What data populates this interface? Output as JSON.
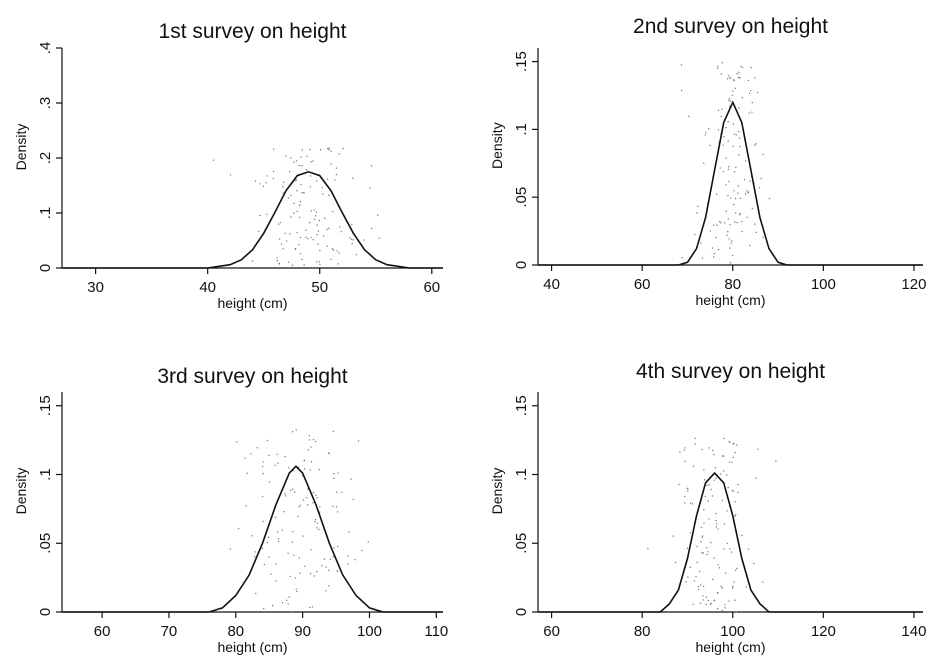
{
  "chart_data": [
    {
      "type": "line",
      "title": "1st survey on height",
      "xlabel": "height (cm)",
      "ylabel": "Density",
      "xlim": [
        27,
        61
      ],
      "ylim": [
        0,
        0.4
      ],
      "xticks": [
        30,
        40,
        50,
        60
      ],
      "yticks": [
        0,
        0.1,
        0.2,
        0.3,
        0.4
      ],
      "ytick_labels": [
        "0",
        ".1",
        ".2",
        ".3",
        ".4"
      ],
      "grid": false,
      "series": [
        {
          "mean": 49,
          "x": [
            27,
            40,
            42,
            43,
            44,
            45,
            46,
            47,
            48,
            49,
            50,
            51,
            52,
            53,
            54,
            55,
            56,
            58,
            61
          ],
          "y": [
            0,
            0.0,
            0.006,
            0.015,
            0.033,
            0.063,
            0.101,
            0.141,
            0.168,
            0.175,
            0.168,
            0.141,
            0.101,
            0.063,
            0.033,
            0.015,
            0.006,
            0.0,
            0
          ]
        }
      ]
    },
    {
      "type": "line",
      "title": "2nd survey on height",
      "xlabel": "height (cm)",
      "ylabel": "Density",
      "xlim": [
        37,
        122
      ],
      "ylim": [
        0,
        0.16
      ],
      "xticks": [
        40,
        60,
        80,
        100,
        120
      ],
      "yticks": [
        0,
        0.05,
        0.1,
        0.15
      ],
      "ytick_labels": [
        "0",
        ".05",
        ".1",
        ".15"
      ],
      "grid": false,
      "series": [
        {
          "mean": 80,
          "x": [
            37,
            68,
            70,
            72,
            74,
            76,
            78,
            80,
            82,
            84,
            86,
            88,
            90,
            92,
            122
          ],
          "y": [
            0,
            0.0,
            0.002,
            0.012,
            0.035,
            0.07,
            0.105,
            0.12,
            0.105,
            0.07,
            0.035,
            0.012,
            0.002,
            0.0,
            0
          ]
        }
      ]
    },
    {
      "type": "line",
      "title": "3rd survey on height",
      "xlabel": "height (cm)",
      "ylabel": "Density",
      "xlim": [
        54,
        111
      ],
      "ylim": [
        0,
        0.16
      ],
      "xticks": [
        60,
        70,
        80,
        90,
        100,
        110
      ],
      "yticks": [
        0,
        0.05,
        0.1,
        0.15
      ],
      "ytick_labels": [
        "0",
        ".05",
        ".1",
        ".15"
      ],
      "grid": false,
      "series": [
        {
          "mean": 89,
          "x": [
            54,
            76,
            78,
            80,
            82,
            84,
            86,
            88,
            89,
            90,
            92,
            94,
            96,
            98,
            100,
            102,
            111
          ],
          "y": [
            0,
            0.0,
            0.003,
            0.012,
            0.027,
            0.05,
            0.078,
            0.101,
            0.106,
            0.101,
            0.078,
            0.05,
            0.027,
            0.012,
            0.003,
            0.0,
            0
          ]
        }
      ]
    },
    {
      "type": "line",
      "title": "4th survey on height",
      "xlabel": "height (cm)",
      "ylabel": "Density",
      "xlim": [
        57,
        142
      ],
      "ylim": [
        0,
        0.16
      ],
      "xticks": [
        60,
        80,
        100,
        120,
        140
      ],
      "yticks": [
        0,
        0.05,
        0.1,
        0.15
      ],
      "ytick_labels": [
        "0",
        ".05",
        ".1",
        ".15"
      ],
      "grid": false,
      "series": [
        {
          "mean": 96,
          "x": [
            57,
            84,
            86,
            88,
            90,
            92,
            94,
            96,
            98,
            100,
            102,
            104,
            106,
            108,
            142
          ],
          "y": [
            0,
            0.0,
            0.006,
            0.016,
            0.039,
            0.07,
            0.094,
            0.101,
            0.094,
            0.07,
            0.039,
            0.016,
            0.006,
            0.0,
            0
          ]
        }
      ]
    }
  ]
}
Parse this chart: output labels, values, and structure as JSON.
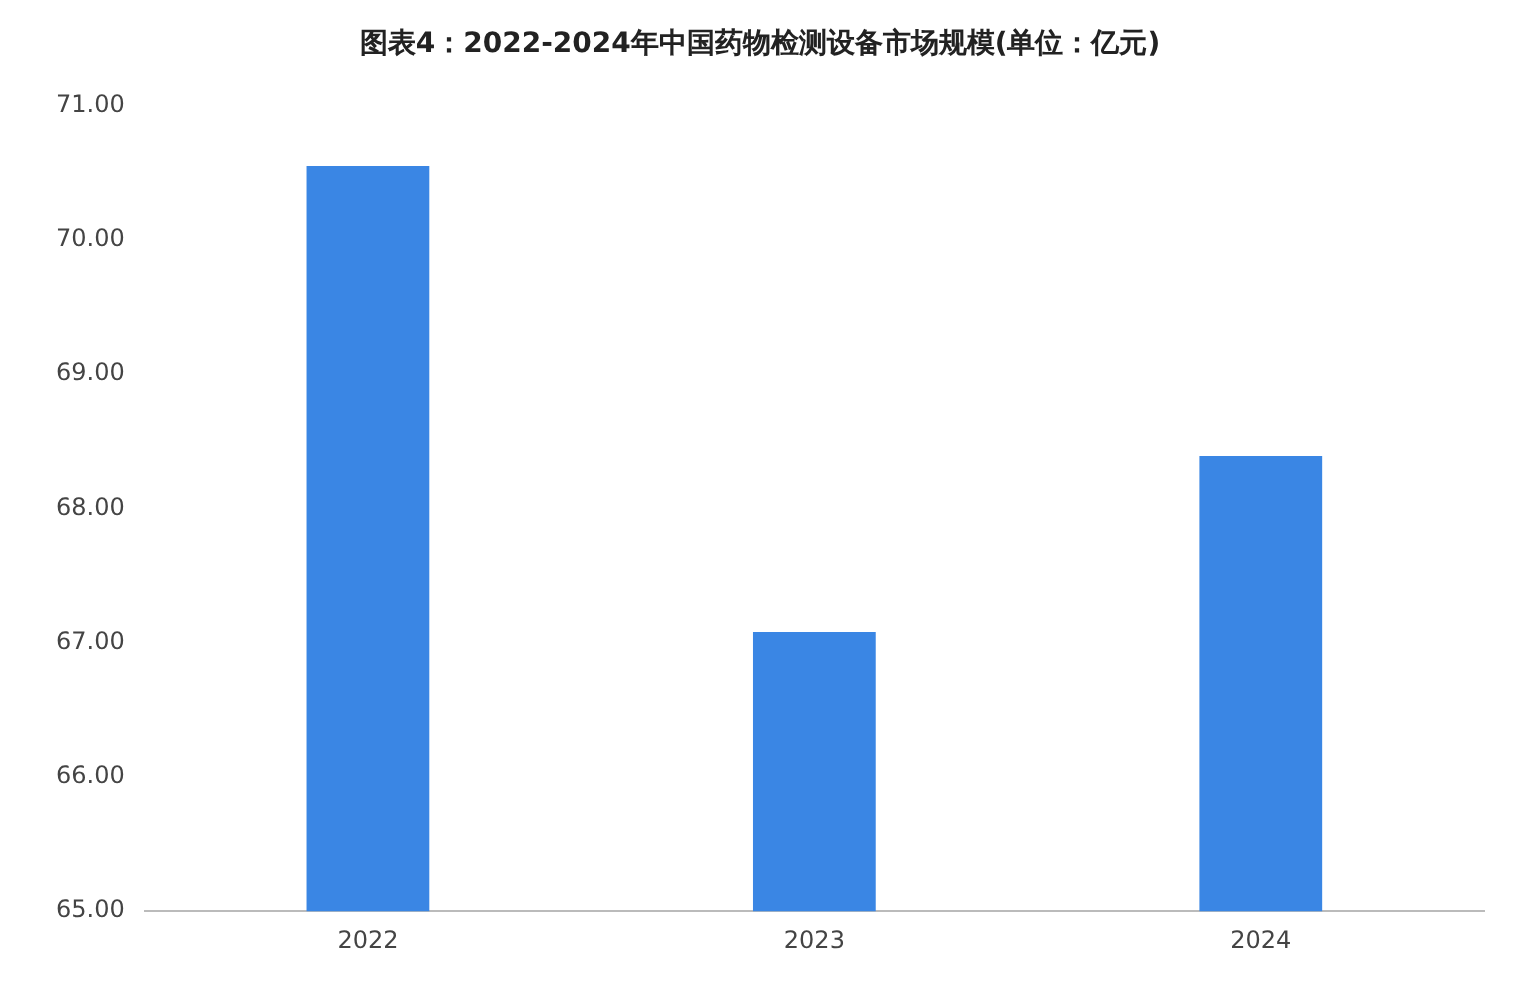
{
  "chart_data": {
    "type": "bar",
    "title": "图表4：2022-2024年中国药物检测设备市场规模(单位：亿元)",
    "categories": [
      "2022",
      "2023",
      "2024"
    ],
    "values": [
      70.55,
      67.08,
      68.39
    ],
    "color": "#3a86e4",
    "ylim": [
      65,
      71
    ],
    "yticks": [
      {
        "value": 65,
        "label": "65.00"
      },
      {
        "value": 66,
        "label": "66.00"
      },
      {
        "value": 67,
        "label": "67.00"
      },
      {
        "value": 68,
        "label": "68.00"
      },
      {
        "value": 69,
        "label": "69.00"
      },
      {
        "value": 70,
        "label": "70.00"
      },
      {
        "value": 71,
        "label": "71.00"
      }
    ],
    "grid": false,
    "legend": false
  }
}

____

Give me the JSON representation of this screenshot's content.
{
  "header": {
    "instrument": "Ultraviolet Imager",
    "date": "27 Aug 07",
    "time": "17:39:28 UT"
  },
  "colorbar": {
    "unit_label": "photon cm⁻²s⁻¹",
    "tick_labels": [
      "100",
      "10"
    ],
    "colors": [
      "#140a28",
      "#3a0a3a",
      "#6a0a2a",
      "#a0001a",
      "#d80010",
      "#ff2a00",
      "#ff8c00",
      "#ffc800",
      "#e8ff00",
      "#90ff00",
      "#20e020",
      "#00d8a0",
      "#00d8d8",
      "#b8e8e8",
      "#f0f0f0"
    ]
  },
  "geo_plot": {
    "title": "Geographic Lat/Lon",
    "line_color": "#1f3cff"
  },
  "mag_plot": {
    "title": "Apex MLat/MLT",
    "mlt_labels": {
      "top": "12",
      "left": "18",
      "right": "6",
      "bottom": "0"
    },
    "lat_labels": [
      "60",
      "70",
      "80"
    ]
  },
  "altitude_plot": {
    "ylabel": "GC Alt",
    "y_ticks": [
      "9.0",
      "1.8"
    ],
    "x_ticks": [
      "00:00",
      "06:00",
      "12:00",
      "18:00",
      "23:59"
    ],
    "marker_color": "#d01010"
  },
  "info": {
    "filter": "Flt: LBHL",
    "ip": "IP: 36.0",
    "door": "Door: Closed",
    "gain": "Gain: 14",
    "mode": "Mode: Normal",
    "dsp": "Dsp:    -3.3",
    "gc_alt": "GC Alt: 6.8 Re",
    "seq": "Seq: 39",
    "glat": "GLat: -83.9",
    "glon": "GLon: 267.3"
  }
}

____

== What the task requires ==
Search the records for the word "survey", then list every line that has it.

== Task response ==
      "title": "1st survey on height",
      "title": "2nd survey on height",
      "title": "3rd survey on height",
      "title": "4th survey on height",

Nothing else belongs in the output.